> **EXERCISE AIM**: Reproduce the entries below, please. Keep every character the same.

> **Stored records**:
========================================================================
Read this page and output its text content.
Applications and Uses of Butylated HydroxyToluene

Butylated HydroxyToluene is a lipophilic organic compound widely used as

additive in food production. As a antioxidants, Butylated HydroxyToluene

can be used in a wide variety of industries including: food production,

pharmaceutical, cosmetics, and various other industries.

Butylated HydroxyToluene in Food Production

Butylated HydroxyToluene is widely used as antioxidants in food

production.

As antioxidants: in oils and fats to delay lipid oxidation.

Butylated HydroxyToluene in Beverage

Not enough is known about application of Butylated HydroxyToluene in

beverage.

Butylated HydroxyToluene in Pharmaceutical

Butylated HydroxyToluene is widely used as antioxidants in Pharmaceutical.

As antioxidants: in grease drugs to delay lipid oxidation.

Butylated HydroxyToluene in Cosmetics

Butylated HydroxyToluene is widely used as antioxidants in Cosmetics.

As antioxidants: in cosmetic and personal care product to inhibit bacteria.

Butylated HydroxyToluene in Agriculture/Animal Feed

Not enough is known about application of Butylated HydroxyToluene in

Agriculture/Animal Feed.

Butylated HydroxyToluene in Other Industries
========================================================================
> **RESPONSE**:
Read this page and output its text content.
Applications and Uses of Butylated HydroxyToluene

Butylated HydroxyToluene is a lipophilic organic compound widely used as

additive in food production. As a antioxidants, Butylated HydroxyToluene

can be used in a wide variety of industries including: food production,

pharmaceutical, cosmetics, and various other industries.

Butylated HydroxyToluene in Food Production

Butylated HydroxyToluene is widely used as antioxidants in food

production.

As antioxidants: in oils and fats to delay lipid oxidation.

Butylated HydroxyToluene in Beverage

Not enough is known about application of Butylated HydroxyToluene in

beverage.

Butylated HydroxyToluene in Pharmaceutical

Butylated HydroxyToluene is widely used as antioxidants in Pharmaceutical.

As antioxidants: in grease drugs to delay lipid oxidation.

Butylated HydroxyToluene in Cosmetics

Butylated HydroxyToluene is widely used as antioxidants in Cosmetics.

As antioxidants: in cosmetic and personal care product to inhibit bacteria.

Butylated HydroxyToluene in Agriculture/Animal Feed

Not enough is known about application of Butylated HydroxyToluene in

Agriculture/Animal Feed.

Butylated HydroxyToluene in Other Industries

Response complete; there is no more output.